(Stored data entries)
'''

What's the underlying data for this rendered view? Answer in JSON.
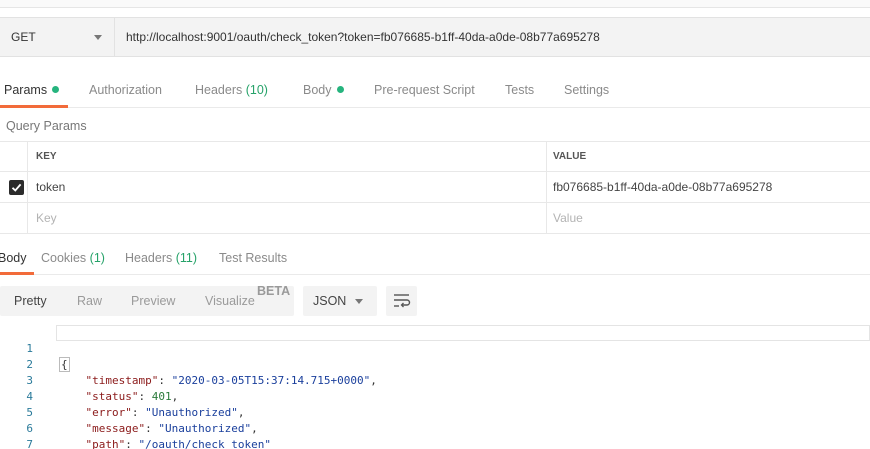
{
  "request": {
    "method": "GET",
    "url": "http://localhost:9001/oauth/check_token?token=fb076685-b1ff-40da-a0de-08b77a695278"
  },
  "request_tabs": {
    "params": "Params",
    "authorization": "Authorization",
    "headers": "Headers",
    "headers_count": "(10)",
    "body": "Body",
    "prerequest": "Pre-request Script",
    "tests": "Tests",
    "settings": "Settings"
  },
  "query_params": {
    "title": "Query Params",
    "key_header": "KEY",
    "value_header": "VALUE",
    "rows": [
      {
        "checked": true,
        "key": "token",
        "value": "fb076685-b1ff-40da-a0de-08b77a695278"
      }
    ],
    "key_placeholder": "Key",
    "value_placeholder": "Value"
  },
  "response_tabs": {
    "body": "Body",
    "cookies": "Cookies",
    "cookies_count": "(1)",
    "headers": "Headers",
    "headers_count": "(11)",
    "test_results": "Test Results"
  },
  "response_toolbar": {
    "pretty": "Pretty",
    "raw": "Raw",
    "preview": "Preview",
    "visualize": "Visualize",
    "beta": "BETA",
    "format": "JSON"
  },
  "response_body": {
    "line_numbers": [
      "1",
      "2",
      "3",
      "4",
      "5",
      "6",
      "7"
    ],
    "open_brace": "{",
    "close_brace": "}",
    "fields": [
      {
        "key": "\"timestamp\"",
        "value": "\"2020-03-05T15:37:14.715+0000\"",
        "type": "string"
      },
      {
        "key": "\"status\"",
        "value": "401",
        "type": "number"
      },
      {
        "key": "\"error\"",
        "value": "\"Unauthorized\"",
        "type": "string"
      },
      {
        "key": "\"message\"",
        "value": "\"Unauthorized\"",
        "type": "string"
      },
      {
        "key": "\"path\"",
        "value_prefix": "\"",
        "value": "/oauth/check_token",
        "value_suffix": "\"",
        "type": "link"
      }
    ]
  },
  "colors": {
    "accent": "#f26b3a",
    "status_dot": "#26b47e",
    "beta": "#2a7fd6"
  }
}
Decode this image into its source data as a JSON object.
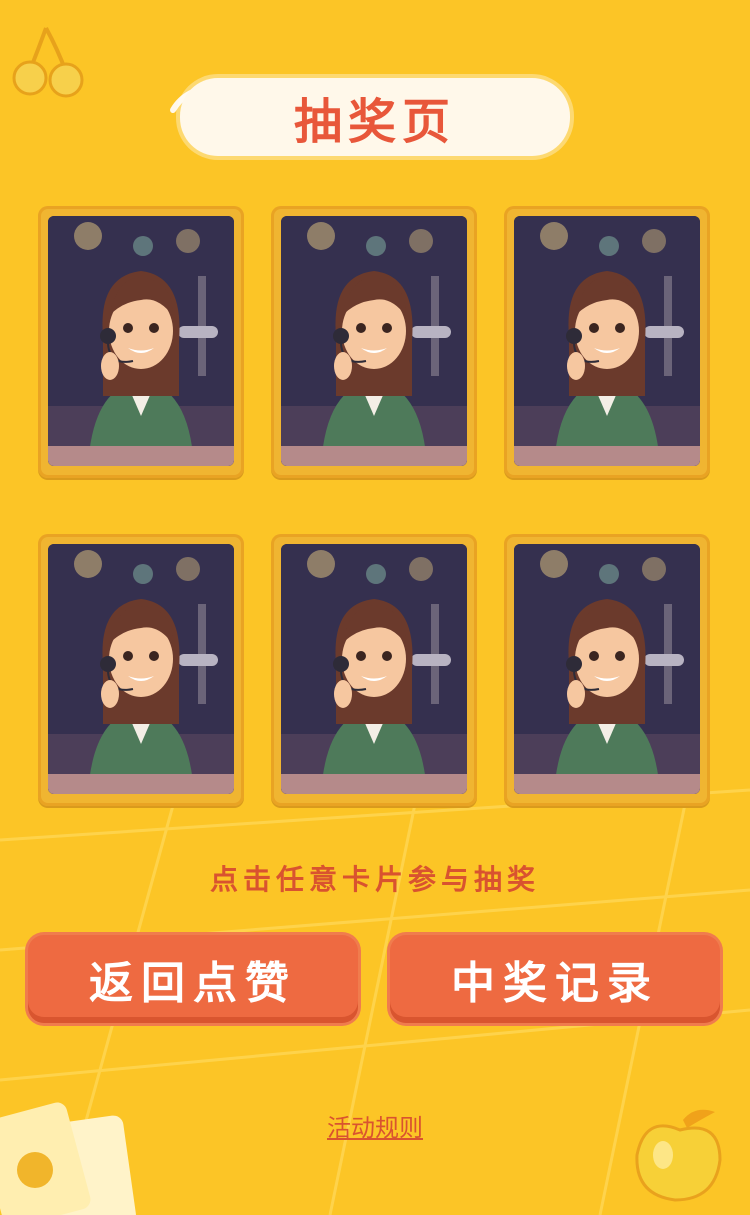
{
  "page": {
    "title": "抽奖页",
    "hint": "点击任意卡片参与抽奖",
    "back_button": "返回点赞",
    "records_button": "中奖记录",
    "rules_link": "活动规则"
  },
  "cards": [
    {
      "image": "operator-woman-headset"
    },
    {
      "image": "operator-woman-headset"
    },
    {
      "image": "operator-woman-headset"
    },
    {
      "image": "operator-woman-headset"
    },
    {
      "image": "operator-woman-headset"
    },
    {
      "image": "operator-woman-headset"
    }
  ],
  "colors": {
    "background": "#fcc526",
    "accent": "#ee6a41",
    "title_text": "#e8573a",
    "card_frame": "#f0b531"
  }
}
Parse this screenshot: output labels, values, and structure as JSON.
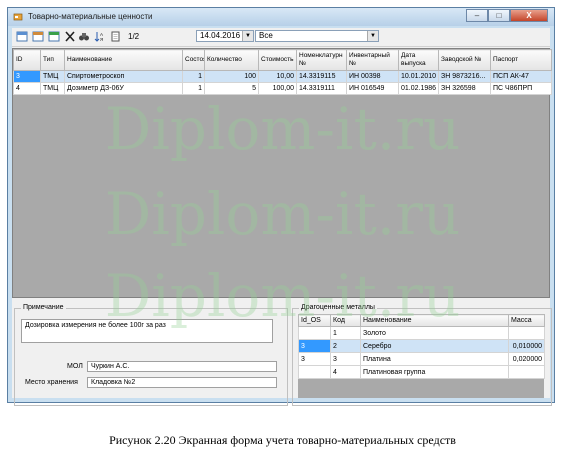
{
  "window": {
    "title": "Товарно-материальные ценности",
    "icon": "app-icon",
    "buttons": [
      "–",
      "□",
      "X"
    ]
  },
  "toolbar": {
    "icons": [
      "add-icon",
      "edit-icon",
      "save-icon",
      "delete-icon",
      "binoculars-icon",
      "sort-icon",
      "copy-icon"
    ],
    "page": "1/2",
    "date_value": "14.04.2016",
    "filter_value": "Все"
  },
  "grid": {
    "columns": [
      "ID",
      "Тип",
      "Наименование",
      "Состоя",
      "Количество",
      "Стоимость",
      "Номенклатурн №",
      "Инвентарный №",
      "Дата выпуска",
      "Заводской №",
      "Паспорт"
    ],
    "rows": [
      [
        "3",
        "ТМЦ",
        "Спиртометроскоп",
        "1",
        "100",
        "10,00",
        "14.3319115",
        "ИН 00398",
        "10.01.2010",
        "ЗН 9873216...",
        "ПСП АК-47"
      ],
      [
        "4",
        "ТМЦ",
        "Дозиметр ДЗ-06У",
        "1",
        "5",
        "100,00",
        "14.3319111",
        "ИН 016549",
        "01.02.1986",
        "ЗН 326598",
        "ПС Ч86ПРП"
      ]
    ]
  },
  "notes": {
    "label": "Примечание",
    "text": "Дозировка измерения не более 100г за раз"
  },
  "mol": {
    "label": "МОЛ",
    "value": "Чуркин А.С."
  },
  "storage": {
    "label": "Место хранения",
    "value": "Кладовка №2"
  },
  "metals": {
    "label": "Драгоценные металлы",
    "columns": [
      "Id_OS",
      "Код",
      "Наименование",
      "Масса"
    ],
    "rows": [
      [
        "",
        "1",
        "Золото",
        ""
      ],
      [
        "3",
        "2",
        "Серебро",
        "0,010000"
      ],
      [
        "3",
        "3",
        "Платина",
        "0,020000"
      ],
      [
        "",
        "4",
        "Платиновая группа",
        ""
      ]
    ]
  },
  "watermark": "Diplom-it.ru",
  "caption": "Рисунок 2.20 Экранная форма учета товарно-материальных средств"
}
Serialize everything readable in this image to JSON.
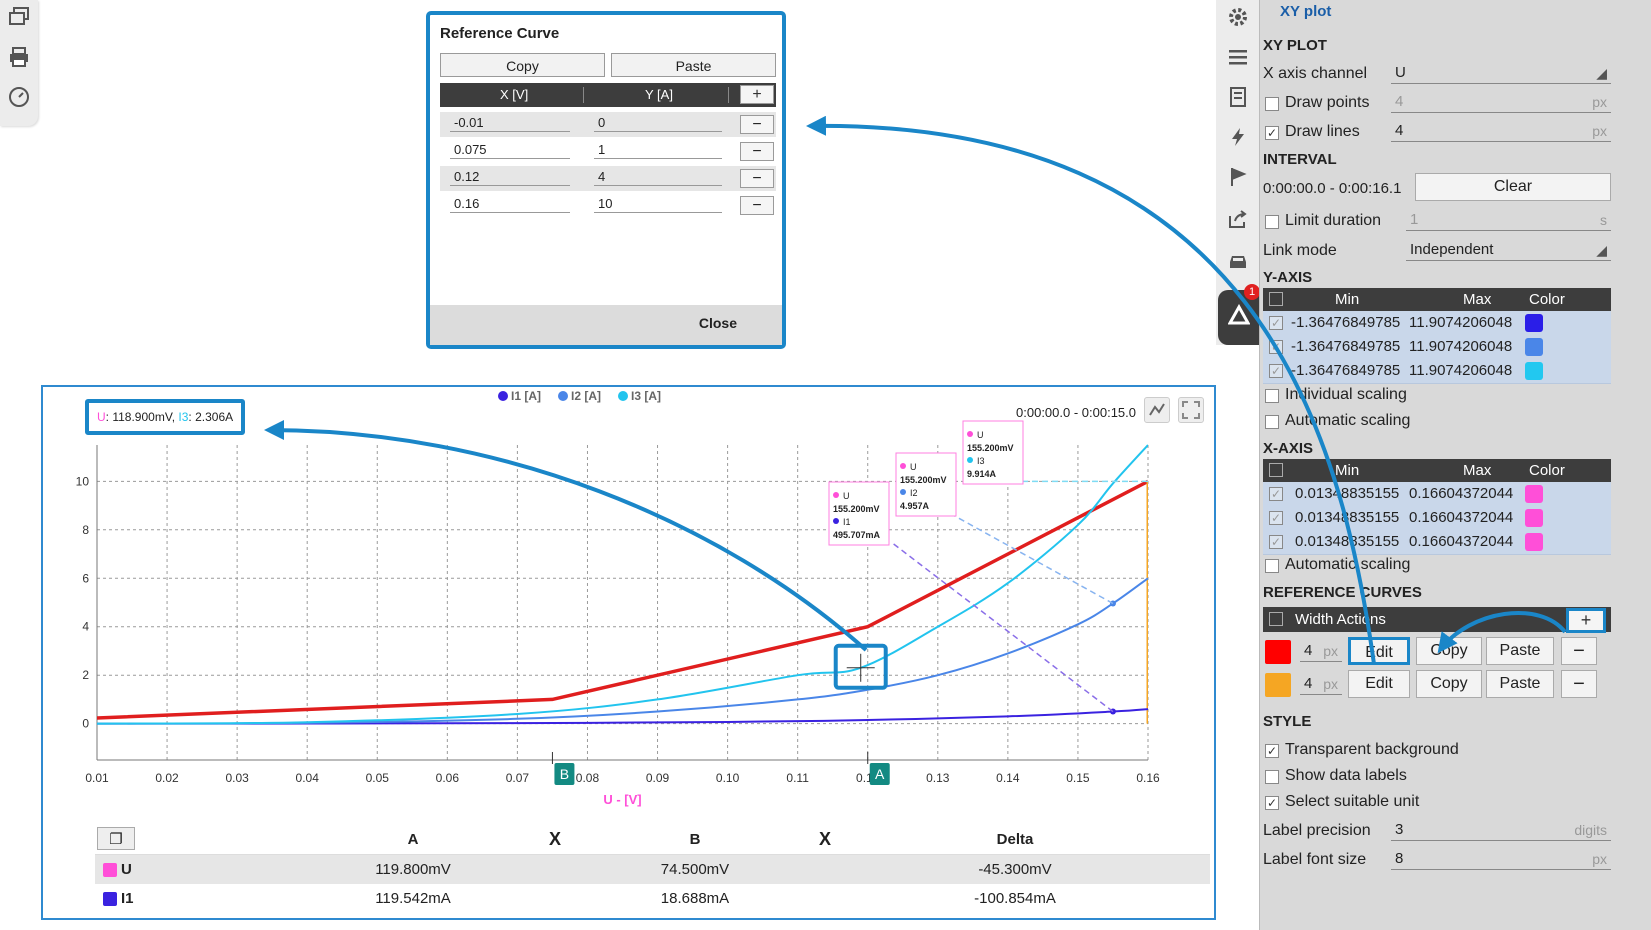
{
  "dialog": {
    "title": "Reference Curve",
    "copy_label": "Copy",
    "paste_label": "Paste",
    "col_x": "X [V]",
    "col_y": "Y [A]",
    "rows": [
      {
        "x": "-0.01",
        "y": "0"
      },
      {
        "x": "0.075",
        "y": "1"
      },
      {
        "x": "0.12",
        "y": "4"
      },
      {
        "x": "0.16",
        "y": "10"
      }
    ],
    "close_label": "Close"
  },
  "chart": {
    "readout_u_label": "U",
    "readout_u_value": ": 118.900mV, ",
    "readout_i3_label": "I3",
    "readout_i3_value": ": 2.306A",
    "interval": "0:00:00.0 - 0:00:15.0",
    "legend": [
      "I1 [A]",
      "I2 [A]",
      "I3 [A]"
    ],
    "xlabel": "U - [V]",
    "marker_a": "A",
    "marker_b": "B",
    "tooltips": [
      {
        "l1": "U",
        "v1": "155.200mV",
        "l2": "I1",
        "v2": "495.707mA"
      },
      {
        "l1": "U",
        "v1": "155.200mV",
        "l2": "I2",
        "v2": "4.957A"
      },
      {
        "l1": "U",
        "v1": "155.200mV",
        "l2": "I3",
        "v2": "9.914A"
      }
    ]
  },
  "chart_data": {
    "type": "line",
    "xlabel": "U - [V]",
    "ylabel": "",
    "xlim": [
      0.01,
      0.16
    ],
    "ylim": [
      -1.5,
      11.5
    ],
    "xticks": [
      "0.01",
      "0.02",
      "0.03",
      "0.04",
      "0.05",
      "0.06",
      "0.07",
      "0.08",
      "0.09",
      "0.10",
      "0.11",
      "0.12",
      "0.13",
      "0.14",
      "0.15",
      "0.16"
    ],
    "yticks": [
      "0",
      "2",
      "4",
      "6",
      "8",
      "10"
    ],
    "grid": true,
    "legend_position": "top-center",
    "series": [
      {
        "name": "I1 [A]",
        "color": "#3a22e0",
        "x": [
          0.01,
          0.04,
          0.07,
          0.1,
          0.12,
          0.14,
          0.155,
          0.16
        ],
        "y": [
          0.0,
          0.005,
          0.02,
          0.07,
          0.15,
          0.3,
          0.5,
          0.6
        ]
      },
      {
        "name": "I2 [A]",
        "color": "#4a86e8",
        "x": [
          0.01,
          0.04,
          0.07,
          0.09,
          0.11,
          0.12,
          0.13,
          0.14,
          0.15,
          0.155,
          0.16
        ],
        "y": [
          0.0,
          0.03,
          0.2,
          0.5,
          1.0,
          1.4,
          2.0,
          2.9,
          4.1,
          4.96,
          6.0
        ]
      },
      {
        "name": "I3 [A]",
        "color": "#22c4ee",
        "x": [
          0.01,
          0.04,
          0.07,
          0.09,
          0.11,
          0.119,
          0.13,
          0.14,
          0.15,
          0.155,
          0.16
        ],
        "y": [
          0.0,
          0.06,
          0.4,
          1.0,
          2.0,
          2.306,
          4.0,
          5.8,
          8.2,
          9.914,
          11.5
        ]
      }
    ],
    "reference_curves": [
      {
        "color": "#e01e1e",
        "x": [
          -0.01,
          0.075,
          0.12,
          0.16
        ],
        "y": [
          0,
          1,
          4,
          10
        ]
      },
      {
        "color": "#f5a623",
        "x": [
          0.16,
          0.16
        ],
        "y": [
          0,
          10
        ]
      }
    ],
    "cursors": {
      "A": 0.12,
      "B": 0.075
    }
  },
  "cursor_table": {
    "headers": {
      "a": "A",
      "x1": "X",
      "b": "B",
      "x2": "X",
      "delta": "Delta"
    },
    "rows": [
      {
        "name": "U",
        "color": "#ff4fd8",
        "a": "119.800mV",
        "b": "74.500mV",
        "delta": "-45.300mV"
      },
      {
        "name": "I1",
        "color": "#3a22e0",
        "a": "119.542mA",
        "b": "18.688mA",
        "delta": "-100.854mA"
      }
    ]
  },
  "panel": {
    "title": "XY plot",
    "xy_head": "XY PLOT",
    "x_channel_label": "X axis channel",
    "x_channel_value": "U",
    "draw_points_label": "Draw points",
    "draw_points_value": "4",
    "draw_lines_label": "Draw lines",
    "draw_lines_value": "4",
    "px": "px",
    "interval_head": "INTERVAL",
    "interval_value": "0:00:00.0 - 0:00:16.1",
    "clear_label": "Clear",
    "limit_label": "Limit duration",
    "limit_value": "1",
    "s": "s",
    "link_label": "Link mode",
    "link_value": "Independent",
    "yaxis_head": "Y-AXIS",
    "col_min": "Min",
    "col_max": "Max",
    "col_color": "Color",
    "y_rows": [
      {
        "min": "-1.36476849785",
        "max": "11.9074206048",
        "color": "#2a1ee8"
      },
      {
        "min": "-1.36476849785",
        "max": "11.9074206048",
        "color": "#4a86e8"
      },
      {
        "min": "-1.36476849785",
        "max": "11.9074206048",
        "color": "#22c8f0"
      }
    ],
    "individual_label": "Individual scaling",
    "automatic_label": "Automatic scaling",
    "xaxis_head": "X-AXIS",
    "x_rows": [
      {
        "min": "0.01348835155",
        "max": "0.16604372044",
        "color": "#ff4fd8"
      },
      {
        "min": "0.01348835155",
        "max": "0.16604372044",
        "color": "#ff4fd8"
      },
      {
        "min": "0.01348835155",
        "max": "0.16604372044",
        "color": "#ff4fd8"
      }
    ],
    "x_automatic_label": "Automatic scaling",
    "ref_head": "REFERENCE CURVES",
    "ref_col_header": "Width Actions",
    "ref_rows": [
      {
        "color": "#ff0000",
        "width": "4",
        "edit": "Edit",
        "copy": "Copy",
        "paste": "Paste"
      },
      {
        "color": "#f5a623",
        "width": "4",
        "edit": "Edit",
        "copy": "Copy",
        "paste": "Paste"
      }
    ],
    "style_head": "STYLE",
    "transparent_label": "Transparent background",
    "show_labels_label": "Show data labels",
    "suitable_label": "Select suitable unit",
    "precision_label": "Label precision",
    "precision_value": "3",
    "digits": "digits",
    "font_label": "Label font size",
    "font_value": "8",
    "badge": "1"
  }
}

'''

Written instruction: Lines holding the word "Automatic" in the entries above are the ones to pull out. Copy them all.

Written response:
    "automatic_label": "Automatic scaling",
    "x_automatic_label": "Automatic scaling",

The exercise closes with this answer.